__ASSIGNMENT__
Using the records provided below, locate and copy each line that contains the word "Bacterial".

__DATA SHOWN__

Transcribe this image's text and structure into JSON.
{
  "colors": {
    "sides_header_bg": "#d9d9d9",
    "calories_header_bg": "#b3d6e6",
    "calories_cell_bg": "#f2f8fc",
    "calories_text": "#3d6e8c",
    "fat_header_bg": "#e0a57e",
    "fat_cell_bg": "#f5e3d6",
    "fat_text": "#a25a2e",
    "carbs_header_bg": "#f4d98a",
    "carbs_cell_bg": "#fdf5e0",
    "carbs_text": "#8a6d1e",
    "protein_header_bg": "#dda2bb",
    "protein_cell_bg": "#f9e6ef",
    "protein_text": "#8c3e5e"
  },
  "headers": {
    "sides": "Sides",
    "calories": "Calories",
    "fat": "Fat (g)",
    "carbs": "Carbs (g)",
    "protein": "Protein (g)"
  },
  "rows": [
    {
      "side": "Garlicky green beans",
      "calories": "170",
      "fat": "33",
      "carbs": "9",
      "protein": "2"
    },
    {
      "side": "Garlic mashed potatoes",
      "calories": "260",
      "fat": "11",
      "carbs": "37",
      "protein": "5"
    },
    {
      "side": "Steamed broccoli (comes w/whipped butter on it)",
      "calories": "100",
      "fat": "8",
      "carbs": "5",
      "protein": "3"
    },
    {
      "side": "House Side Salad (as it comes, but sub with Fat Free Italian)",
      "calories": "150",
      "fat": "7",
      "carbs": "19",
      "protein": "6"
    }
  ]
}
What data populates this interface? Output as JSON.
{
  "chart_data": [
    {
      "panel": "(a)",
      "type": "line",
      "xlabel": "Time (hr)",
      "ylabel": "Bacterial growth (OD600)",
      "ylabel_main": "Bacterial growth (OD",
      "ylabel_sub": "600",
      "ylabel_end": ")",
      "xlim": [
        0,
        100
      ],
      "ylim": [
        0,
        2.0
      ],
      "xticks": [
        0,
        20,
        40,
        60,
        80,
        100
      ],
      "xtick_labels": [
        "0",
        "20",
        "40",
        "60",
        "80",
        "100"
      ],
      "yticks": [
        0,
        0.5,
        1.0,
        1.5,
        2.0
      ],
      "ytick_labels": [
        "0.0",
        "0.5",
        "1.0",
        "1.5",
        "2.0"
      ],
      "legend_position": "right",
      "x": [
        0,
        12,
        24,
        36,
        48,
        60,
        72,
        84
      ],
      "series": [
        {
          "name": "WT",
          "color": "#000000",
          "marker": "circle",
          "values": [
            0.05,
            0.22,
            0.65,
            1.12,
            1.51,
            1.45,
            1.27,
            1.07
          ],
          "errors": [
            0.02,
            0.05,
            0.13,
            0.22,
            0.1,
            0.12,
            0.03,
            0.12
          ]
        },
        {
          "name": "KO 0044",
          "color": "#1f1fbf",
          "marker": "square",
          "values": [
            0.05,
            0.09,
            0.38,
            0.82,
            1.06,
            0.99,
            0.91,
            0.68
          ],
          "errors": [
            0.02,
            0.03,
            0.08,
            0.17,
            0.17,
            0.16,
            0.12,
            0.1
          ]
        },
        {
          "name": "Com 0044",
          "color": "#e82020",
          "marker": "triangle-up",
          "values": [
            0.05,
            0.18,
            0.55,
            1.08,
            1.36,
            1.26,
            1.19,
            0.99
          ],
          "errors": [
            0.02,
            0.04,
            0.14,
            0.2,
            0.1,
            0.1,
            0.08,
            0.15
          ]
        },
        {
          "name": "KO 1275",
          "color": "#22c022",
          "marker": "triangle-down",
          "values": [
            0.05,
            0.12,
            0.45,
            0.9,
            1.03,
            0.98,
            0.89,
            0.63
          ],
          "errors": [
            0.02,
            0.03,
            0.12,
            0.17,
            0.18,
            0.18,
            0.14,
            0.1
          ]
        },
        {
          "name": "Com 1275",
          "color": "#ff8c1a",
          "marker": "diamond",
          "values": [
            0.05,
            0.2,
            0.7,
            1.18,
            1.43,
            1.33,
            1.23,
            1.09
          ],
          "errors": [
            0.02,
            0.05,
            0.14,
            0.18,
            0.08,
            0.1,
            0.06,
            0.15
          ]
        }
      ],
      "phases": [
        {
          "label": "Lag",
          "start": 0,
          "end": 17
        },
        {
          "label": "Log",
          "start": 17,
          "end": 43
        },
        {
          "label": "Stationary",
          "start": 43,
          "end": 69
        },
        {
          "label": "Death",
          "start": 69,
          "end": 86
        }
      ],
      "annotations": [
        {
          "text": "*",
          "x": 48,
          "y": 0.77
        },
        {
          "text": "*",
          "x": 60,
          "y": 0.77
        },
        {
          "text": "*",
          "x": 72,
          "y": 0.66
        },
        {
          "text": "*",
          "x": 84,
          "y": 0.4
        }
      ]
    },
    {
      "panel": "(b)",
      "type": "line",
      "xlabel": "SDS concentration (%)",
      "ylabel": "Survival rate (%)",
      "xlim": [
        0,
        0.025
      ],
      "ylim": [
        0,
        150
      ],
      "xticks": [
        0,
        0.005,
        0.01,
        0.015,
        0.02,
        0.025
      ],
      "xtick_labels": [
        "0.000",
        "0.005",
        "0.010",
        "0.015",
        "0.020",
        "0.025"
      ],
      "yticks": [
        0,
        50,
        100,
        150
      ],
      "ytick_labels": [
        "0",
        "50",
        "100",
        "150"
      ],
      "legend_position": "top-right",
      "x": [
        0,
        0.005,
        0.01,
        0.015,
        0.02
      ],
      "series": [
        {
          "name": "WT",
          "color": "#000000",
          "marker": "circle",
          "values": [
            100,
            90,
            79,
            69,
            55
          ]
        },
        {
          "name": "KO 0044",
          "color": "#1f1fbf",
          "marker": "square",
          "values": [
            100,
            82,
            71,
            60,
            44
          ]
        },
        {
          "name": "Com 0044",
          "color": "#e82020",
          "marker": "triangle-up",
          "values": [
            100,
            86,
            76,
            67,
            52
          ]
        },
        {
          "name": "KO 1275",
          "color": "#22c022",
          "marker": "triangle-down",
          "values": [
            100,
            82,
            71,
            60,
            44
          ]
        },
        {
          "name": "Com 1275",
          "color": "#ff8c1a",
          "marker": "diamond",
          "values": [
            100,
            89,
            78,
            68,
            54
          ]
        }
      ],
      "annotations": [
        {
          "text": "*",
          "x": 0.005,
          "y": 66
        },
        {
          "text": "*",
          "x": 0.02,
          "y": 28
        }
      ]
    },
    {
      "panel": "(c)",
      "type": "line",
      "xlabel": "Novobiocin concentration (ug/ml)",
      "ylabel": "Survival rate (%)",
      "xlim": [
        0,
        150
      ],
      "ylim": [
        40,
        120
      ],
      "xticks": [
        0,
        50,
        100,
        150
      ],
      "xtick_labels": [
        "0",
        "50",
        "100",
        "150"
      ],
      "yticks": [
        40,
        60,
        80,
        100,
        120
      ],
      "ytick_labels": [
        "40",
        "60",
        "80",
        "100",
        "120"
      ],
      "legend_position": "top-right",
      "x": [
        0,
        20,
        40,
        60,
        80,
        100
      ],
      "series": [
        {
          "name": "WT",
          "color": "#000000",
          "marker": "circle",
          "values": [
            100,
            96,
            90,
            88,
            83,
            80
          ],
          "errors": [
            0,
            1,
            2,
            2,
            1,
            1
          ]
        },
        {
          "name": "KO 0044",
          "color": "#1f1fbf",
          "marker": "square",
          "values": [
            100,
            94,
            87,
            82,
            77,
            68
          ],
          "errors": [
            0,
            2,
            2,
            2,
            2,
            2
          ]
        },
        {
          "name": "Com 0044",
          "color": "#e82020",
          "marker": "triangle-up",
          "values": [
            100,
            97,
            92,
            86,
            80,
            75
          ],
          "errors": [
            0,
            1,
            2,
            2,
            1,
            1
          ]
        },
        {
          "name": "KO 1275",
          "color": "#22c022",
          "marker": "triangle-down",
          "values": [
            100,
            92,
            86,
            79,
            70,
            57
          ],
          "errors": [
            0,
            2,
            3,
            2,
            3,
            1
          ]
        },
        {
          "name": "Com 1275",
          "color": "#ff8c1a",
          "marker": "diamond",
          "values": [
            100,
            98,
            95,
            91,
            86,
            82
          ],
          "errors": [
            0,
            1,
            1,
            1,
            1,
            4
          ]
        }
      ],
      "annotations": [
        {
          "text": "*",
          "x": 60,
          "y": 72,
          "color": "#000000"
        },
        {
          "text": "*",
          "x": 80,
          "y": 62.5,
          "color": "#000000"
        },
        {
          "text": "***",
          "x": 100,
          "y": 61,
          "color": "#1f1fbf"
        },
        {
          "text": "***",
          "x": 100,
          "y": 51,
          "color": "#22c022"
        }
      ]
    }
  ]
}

__SOLUTION TO THIS PROBLEM__
      "ylabel": "Bacterial growth (OD600)",
      "ylabel_main": "Bacterial growth (OD",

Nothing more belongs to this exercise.